Task objective: Beneath this task is a listing; retype all of it exactly.

Records to use:
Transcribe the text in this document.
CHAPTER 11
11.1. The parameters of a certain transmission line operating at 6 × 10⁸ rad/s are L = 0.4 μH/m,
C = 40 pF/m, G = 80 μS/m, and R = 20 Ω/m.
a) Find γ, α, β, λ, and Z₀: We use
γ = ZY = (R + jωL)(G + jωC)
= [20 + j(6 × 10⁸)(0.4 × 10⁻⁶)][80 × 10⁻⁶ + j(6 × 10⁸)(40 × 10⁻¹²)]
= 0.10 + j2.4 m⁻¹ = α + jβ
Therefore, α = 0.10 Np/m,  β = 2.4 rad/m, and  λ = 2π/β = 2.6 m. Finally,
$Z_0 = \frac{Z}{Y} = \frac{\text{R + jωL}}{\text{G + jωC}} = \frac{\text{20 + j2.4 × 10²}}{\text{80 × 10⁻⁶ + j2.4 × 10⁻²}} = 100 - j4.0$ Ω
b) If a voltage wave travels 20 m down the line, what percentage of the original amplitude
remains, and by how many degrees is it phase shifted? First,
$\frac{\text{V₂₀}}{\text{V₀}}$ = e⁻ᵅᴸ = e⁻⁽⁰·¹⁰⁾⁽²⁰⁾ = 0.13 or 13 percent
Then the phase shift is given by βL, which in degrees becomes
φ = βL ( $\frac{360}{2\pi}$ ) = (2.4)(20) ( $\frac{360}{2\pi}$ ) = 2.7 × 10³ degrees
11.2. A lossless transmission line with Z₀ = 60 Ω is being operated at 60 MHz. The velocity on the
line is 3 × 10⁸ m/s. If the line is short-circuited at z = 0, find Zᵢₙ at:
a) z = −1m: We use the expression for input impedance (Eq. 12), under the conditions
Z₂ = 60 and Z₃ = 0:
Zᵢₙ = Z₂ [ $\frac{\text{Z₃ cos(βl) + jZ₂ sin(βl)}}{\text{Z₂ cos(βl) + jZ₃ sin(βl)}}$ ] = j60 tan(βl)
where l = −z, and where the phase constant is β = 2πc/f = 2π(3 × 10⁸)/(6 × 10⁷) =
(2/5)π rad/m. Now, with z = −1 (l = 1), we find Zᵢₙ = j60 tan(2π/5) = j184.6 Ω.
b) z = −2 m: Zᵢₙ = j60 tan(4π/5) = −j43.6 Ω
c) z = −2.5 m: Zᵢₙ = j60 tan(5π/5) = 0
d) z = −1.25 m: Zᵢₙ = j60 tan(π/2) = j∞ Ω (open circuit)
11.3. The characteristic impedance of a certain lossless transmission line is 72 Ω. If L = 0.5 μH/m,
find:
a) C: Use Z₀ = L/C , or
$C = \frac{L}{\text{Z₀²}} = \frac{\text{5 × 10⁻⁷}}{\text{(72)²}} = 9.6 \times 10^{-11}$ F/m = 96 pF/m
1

Solved exercise:
Transcribe the text in this document.
CHAPTER 11
11.1. The parameters of a certain transmission line operating at 6 × 10⁸ rad/s are L = 0.4 μH/m,
C = 40 pF/m, G = 80 μS/m, and R = 20 Ω/m.
a) Find γ, α, β, λ, and Z₀: We use
γ = ZY = (R + jωL)(G + jωC)
= [20 + j(6 × 10⁸)(0.4 × 10⁻⁶)][80 × 10⁻⁶ + j(6 × 10⁸)(40 × 10⁻¹²)]
= 0.10 + j2.4 m⁻¹ = α + jβ
Therefore, α = 0.10 Np/m,  β = 2.4 rad/m, and  λ = 2π/β = 2.6 m. Finally,
$Z_0 = \frac{Z}{Y} = \frac{\text{R + jωL}}{\text{G + jωC}} = \frac{\text{20 + j2.4 × 10²}}{\text{80 × 10⁻⁶ + j2.4 × 10⁻²}} = 100 - j4.0$ Ω
b) If a voltage wave travels 20 m down the line, what percentage of the original amplitude
remains, and by how many degrees is it phase shifted? First,
$\frac{\text{V₂₀}}{\text{V₀}}$ = e⁻ᵅᴸ = e⁻⁽⁰·¹⁰⁾⁽²⁰⁾ = 0.13 or 13 percent
Then the phase shift is given by βL, which in degrees becomes
φ = βL ( $\frac{360}{2\pi}$ ) = (2.4)(20) ( $\frac{360}{2\pi}$ ) = 2.7 × 10³ degrees
11.2. A lossless transmission line with Z₀ = 60 Ω is being operated at 60 MHz. The velocity on the
line is 3 × 10⁸ m/s. If the line is short-circuited at z = 0, find Zᵢₙ at:
a) z = −1m: We use the expression for input impedance (Eq. 12), under the conditions
Z₂ = 60 and Z₃ = 0:
Zᵢₙ = Z₂ [ $\frac{\text{Z₃ cos(βl) + jZ₂ sin(βl)}}{\text{Z₂ cos(βl) + jZ₃ sin(βl)}}$ ] = j60 tan(βl)
where l = −z, and where the phase constant is β = 2πc/f = 2π(3 × 10⁸)/(6 × 10⁷) =
(2/5)π rad/m. Now, with z = −1 (l = 1), we find Zᵢₙ = j60 tan(2π/5) = j184.6 Ω.
b) z = −2 m: Zᵢₙ = j60 tan(4π/5) = −j43.6 Ω
c) z = −2.5 m: Zᵢₙ = j60 tan(5π/5) = 0
d) z = −1.25 m: Zᵢₙ = j60 tan(π/2) = j∞ Ω (open circuit)
11.3. The characteristic impedance of a certain lossless transmission line is 72 Ω. If L = 0.5 μH/m,
find:
a) C: Use Z₀ = L/C , or
$C = \frac{L}{\text{Z₀²}} = \frac{\text{5 × 10⁻⁷}}{\text{(72)²}} = 9.6 \times 10^{-11}$ F/m = 96 pF/m
1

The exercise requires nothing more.